__Instructions to follow__
Are you able to quote each entry exactly as written?

[Dataset entries]
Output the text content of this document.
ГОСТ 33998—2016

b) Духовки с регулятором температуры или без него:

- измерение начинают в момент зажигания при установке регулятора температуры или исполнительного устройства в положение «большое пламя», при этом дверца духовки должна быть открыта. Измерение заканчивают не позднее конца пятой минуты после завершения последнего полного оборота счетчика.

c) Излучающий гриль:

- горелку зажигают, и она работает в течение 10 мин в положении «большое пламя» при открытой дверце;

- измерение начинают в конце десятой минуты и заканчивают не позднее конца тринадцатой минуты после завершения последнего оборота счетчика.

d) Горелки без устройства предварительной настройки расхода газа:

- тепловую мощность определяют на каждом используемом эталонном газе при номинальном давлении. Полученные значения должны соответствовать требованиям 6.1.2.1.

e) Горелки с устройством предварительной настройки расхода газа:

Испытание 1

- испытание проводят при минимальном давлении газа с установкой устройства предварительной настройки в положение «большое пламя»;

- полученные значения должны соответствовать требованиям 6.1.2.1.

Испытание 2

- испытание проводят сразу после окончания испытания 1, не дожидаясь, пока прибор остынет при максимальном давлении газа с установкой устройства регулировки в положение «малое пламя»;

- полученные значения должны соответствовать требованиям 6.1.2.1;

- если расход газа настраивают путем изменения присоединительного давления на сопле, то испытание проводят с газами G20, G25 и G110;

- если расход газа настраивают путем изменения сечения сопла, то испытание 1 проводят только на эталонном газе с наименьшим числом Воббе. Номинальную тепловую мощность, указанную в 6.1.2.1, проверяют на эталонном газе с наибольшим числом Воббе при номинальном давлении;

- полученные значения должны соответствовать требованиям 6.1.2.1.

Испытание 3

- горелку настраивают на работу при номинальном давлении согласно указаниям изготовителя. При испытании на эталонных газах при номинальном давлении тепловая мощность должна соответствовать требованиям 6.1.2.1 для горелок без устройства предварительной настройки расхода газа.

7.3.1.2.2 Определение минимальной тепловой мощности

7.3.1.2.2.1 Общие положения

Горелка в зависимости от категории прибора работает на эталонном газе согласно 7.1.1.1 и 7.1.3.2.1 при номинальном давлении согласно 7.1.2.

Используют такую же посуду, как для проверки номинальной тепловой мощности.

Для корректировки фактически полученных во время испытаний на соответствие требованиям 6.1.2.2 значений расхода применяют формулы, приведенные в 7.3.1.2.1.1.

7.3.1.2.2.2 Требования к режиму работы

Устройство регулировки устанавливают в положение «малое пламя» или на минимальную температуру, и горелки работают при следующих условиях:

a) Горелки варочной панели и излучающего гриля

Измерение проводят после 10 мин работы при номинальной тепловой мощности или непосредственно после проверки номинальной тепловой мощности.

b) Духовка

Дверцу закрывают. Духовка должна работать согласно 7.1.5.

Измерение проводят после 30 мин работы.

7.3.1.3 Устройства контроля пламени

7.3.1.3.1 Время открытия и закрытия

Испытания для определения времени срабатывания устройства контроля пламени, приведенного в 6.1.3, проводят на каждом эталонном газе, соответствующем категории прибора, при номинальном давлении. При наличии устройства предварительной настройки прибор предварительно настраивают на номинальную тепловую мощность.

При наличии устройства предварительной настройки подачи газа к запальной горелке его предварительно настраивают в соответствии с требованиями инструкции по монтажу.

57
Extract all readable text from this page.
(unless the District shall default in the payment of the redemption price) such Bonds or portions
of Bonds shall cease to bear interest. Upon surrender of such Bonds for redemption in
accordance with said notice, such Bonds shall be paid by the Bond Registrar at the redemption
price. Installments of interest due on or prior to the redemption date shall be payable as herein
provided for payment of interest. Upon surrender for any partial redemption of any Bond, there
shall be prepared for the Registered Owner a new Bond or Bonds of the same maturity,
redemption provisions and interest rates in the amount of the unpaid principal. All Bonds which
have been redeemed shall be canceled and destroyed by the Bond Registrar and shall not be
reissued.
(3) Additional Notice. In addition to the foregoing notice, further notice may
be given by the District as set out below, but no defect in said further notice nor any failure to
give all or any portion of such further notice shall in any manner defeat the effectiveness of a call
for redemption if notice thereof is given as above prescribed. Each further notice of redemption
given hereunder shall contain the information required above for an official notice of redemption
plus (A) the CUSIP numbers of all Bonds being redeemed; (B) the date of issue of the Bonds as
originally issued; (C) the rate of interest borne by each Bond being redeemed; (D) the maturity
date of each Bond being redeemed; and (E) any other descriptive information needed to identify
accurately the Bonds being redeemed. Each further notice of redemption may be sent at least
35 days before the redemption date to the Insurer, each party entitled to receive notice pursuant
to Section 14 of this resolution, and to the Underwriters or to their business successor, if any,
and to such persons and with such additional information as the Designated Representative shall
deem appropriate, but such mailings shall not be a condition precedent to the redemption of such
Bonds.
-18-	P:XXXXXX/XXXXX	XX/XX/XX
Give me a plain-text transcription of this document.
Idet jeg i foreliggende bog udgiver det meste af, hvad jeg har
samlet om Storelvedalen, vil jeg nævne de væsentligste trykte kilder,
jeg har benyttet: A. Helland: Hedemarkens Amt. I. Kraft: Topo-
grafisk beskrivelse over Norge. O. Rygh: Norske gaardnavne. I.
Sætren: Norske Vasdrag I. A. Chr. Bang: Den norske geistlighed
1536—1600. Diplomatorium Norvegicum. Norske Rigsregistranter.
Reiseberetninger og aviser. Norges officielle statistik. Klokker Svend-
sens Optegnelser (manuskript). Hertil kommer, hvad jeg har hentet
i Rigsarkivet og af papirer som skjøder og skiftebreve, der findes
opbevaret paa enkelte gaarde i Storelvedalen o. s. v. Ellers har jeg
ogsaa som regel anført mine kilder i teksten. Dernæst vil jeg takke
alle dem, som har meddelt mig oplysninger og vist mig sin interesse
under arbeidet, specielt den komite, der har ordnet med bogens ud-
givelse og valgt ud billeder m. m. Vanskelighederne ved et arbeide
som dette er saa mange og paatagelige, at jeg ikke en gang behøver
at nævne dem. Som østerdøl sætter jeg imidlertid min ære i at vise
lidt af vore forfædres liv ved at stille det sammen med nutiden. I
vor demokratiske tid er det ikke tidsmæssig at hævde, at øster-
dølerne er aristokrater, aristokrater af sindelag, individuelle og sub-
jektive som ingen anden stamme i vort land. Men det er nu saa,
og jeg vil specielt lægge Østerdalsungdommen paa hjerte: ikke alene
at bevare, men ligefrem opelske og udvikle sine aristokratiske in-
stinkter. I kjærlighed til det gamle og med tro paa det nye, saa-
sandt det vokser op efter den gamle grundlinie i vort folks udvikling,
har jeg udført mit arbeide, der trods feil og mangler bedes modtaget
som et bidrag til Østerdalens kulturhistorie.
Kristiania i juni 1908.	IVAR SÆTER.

__Answer in full__
Output the text content of this document.
ГОСТ 33998—2016

b) Духовки с регулятором температуры или без него:

- измерение начинают в момент зажигания при установке регулятора температуры или исполнительного устройства в положение «большое пламя», при этом дверца духовки должна быть открыта. Измерение заканчивают не позднее конца пятой минуты после завершения последнего полного оборота счетчика.

c) Излучающий гриль:

- горелку зажигают, и она работает в течение 10 мин в положении «большое пламя» при открытой дверце;

- измерение начинают в конце десятой минуты и заканчивают не позднее конца тринадцатой минуты после завершения последнего оборота счетчика.

d) Горелки без устройства предварительной настройки расхода газа:

- тепловую мощность определяют на каждом используемом эталонном газе при номинальном давлении. Полученные значения должны соответствовать требованиям 6.1.2.1.

e) Горелки с устройством предварительной настройки расхода газа:

Испытание 1

- испытание проводят при минимальном давлении газа с установкой устройства предварительной настройки в положение «большое пламя»;

- полученные значения должны соответствовать требованиям 6.1.2.1.

Испытание 2

- испытание проводят сразу после окончания испытания 1, не дожидаясь, пока прибор остынет при максимальном давлении газа с установкой устройства регулировки в положение «малое пламя»;

- полученные значения должны соответствовать требованиям 6.1.2.1;

- если расход газа настраивают путем изменения присоединительного давления на сопле, то испытание проводят с газами G20, G25 и G110;

- если расход газа настраивают путем изменения сечения сопла, то испытание 1 проводят только на эталонном газе с наименьшим числом Воббе. Номинальную тепловую мощность, указанную в 6.1.2.1, проверяют на эталонном газе с наибольшим числом Воббе при номинальном давлении;

- полученные значения должны соответствовать требованиям 6.1.2.1.

Испытание 3

- горелку настраивают на работу при номинальном давлении согласно указаниям изготовителя. При испытании на эталонных газах при номинальном давлении тепловая мощность должна соответствовать требованиям 6.1.2.1 для горелок без устройства предварительной настройки расхода газа.

7.3.1.2.2 Определение минимальной тепловой мощности

7.3.1.2.2.1 Общие положения

Горелка в зависимости от категории прибора работает на эталонном газе согласно 7.1.1.1 и 7.1.3.2.1 при номинальном давлении согласно 7.1.2.

Используют такую же посуду, как для проверки номинальной тепловой мощности.

Для корректировки фактически полученных во время испытаний на соответствие требованиям 6.1.2.2 значений расхода применяют формулы, приведенные в 7.3.1.2.1.1.

7.3.1.2.2.2 Требования к режиму работы

Устройство регулировки устанавливают в положение «малое пламя» или на минимальную температуру, и горелки работают при следующих условиях:

a) Горелки варочной панели и излучающего гриля

Измерение проводят после 10 мин работы при номинальной тепловой мощности или непосредственно после проверки номинальной тепловой мощности.

b) Духовка

Дверцу закрывают. Духовка должна работать согласно 7.1.5.

Измерение проводят после 30 мин работы.

7.3.1.3 Устройства контроля пламени

7.3.1.3.1 Время открытия и закрытия

Испытания для определения времени срабатывания устройства контроля пламени, приведенного в 6.1.3, проводят на каждом эталонном газе, соответствующем категории прибора, при номинальном давлении. При наличии устройства предварительной настройки прибор предварительно настраивают на номинальную тепловую мощность.

При наличии устройства предварительной настройки подачи газа к запальной горелке его предварительно настраивают в соответствии с требованиями инструкции по монтажу.

57
Extract all readable text from this page.
(unless the District shall default in the payment of the redemption price) such Bonds or portions
of Bonds shall cease to bear interest. Upon surrender of such Bonds for redemption in
accordance with said notice, such Bonds shall be paid by the Bond Registrar at the redemption
price. Installments of interest due on or prior to the redemption date shall be payable as herein
provided for payment of interest. Upon surrender for any partial redemption of any Bond, there
shall be prepared for the Registered Owner a new Bond or Bonds of the same maturity,
redemption provisions and interest rates in the amount of the unpaid principal. All Bonds which
have been redeemed shall be canceled and destroyed by the Bond Registrar and shall not be
reissued.
(3) Additional Notice. In addition to the foregoing notice, further notice may
be given by the District as set out below, but no defect in said further notice nor any failure to
give all or any portion of such further notice shall in any manner defeat the effectiveness of a call
for redemption if notice thereof is given as above prescribed. Each further notice of redemption
given hereunder shall contain the information required above for an official notice of redemption
plus (A) the CUSIP numbers of all Bonds being redeemed; (B) the date of issue of the Bonds as
originally issued; (C) the rate of interest borne by each Bond being redeemed; (D) the maturity
date of each Bond being redeemed; and (E) any other descriptive information needed to identify
accurately the Bonds being redeemed. Each further notice of redemption may be sent at least
35 days before the redemption date to the Insurer, each party entitled to receive notice pursuant
to Section 14 of this resolution, and to the Underwriters or to their business successor, if any,
and to such persons and with such additional information as the Designated Representative shall
deem appropriate, but such mailings shall not be a condition precedent to the redemption of such
Bonds.
-18-	P:XXXXXX/XXXXX	XX/XX/XX
Give me a plain-text transcription of this document.
Idet jeg i foreliggende bog udgiver det meste af, hvad jeg har
samlet om Storelvedalen, vil jeg nævne de væsentligste trykte kilder,
jeg har benyttet: A. Helland: Hedemarkens Amt. I. Kraft: Topo-
grafisk beskrivelse over Norge. O. Rygh: Norske gaardnavne. I.
Sætren: Norske Vasdrag I. A. Chr. Bang: Den norske geistlighed
1536—1600. Diplomatorium Norvegicum. Norske Rigsregistranter.
Reiseberetninger og aviser. Norges officielle statistik. Klokker Svend-
sens Optegnelser (manuskript). Hertil kommer, hvad jeg har hentet
i Rigsarkivet og af papirer som skjøder og skiftebreve, der findes
opbevaret paa enkelte gaarde i Storelvedalen o. s. v. Ellers har jeg
ogsaa som regel anført mine kilder i teksten. Dernæst vil jeg takke
alle dem, som har meddelt mig oplysninger og vist mig sin interesse
under arbeidet, specielt den komite, der har ordnet med bogens ud-
givelse og valgt ud billeder m. m. Vanskelighederne ved et arbeide
som dette er saa mange og paatagelige, at jeg ikke en gang behøver
at nævne dem. Som østerdøl sætter jeg imidlertid min ære i at vise
lidt af vore forfædres liv ved at stille det sammen med nutiden. I
vor demokratiske tid er det ikke tidsmæssig at hævde, at øster-
dølerne er aristokrater, aristokrater af sindelag, individuelle og sub-
jektive som ingen anden stamme i vort land. Men det er nu saa,
og jeg vil specielt lægge Østerdalsungdommen paa hjerte: ikke alene
at bevare, men ligefrem opelske og udvikle sine aristokratiske in-
stinkter. I kjærlighed til det gamle og med tro paa det nye, saa-
sandt det vokser op efter den gamle grundlinie i vort folks udvikling,
har jeg udført mit arbeide, der trods feil og mangler bedes modtaget
som et bidrag til Østerdalens kulturhistorie.
Kristiania i juni 1908.	IVAR SÆTER.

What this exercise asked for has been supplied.